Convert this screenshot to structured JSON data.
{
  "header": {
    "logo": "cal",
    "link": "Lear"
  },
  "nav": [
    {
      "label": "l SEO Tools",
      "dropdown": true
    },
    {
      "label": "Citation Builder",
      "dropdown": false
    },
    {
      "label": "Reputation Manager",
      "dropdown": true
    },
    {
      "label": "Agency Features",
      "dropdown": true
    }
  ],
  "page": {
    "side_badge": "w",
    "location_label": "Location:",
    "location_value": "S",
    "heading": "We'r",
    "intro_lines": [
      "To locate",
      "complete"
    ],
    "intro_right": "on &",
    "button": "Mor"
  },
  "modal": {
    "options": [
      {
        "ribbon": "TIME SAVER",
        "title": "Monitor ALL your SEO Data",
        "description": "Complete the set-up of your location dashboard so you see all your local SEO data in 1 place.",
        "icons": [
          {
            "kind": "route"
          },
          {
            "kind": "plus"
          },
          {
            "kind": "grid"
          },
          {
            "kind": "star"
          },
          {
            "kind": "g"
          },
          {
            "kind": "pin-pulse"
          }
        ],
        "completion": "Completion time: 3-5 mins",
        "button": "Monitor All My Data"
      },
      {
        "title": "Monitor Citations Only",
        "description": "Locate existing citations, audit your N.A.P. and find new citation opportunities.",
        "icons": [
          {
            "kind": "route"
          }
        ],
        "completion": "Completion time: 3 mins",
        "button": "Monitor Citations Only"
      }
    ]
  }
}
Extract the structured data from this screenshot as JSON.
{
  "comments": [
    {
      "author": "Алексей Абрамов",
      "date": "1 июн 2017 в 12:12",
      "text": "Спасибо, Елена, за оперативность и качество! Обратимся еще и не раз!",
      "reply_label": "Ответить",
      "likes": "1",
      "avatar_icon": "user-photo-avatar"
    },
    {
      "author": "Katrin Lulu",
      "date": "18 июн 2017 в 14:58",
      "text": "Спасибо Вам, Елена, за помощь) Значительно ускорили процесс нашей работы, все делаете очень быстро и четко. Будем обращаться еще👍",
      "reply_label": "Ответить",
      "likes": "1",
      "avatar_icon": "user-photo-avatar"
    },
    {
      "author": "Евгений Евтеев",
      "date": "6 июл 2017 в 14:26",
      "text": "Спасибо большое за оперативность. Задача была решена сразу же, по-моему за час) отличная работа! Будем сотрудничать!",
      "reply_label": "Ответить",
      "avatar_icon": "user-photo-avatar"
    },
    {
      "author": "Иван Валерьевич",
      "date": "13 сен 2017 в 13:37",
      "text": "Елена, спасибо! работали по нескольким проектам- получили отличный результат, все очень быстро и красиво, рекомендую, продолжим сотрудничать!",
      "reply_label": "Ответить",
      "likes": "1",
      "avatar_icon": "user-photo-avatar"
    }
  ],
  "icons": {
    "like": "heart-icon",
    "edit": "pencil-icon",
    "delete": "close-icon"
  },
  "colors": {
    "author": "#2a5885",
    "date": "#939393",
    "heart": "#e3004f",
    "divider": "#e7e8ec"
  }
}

━━━

Find the word "date" in the data and show each line that holds it.

Response to this exercise ::
      "date": "1 июн 2017 в 12:12",
      "date": "18 июн 2017 в 14:58",
      "date": "6 июл 2017 в 14:26",
      "date": "13 сен 2017 в 13:37",
    "date": "#939393",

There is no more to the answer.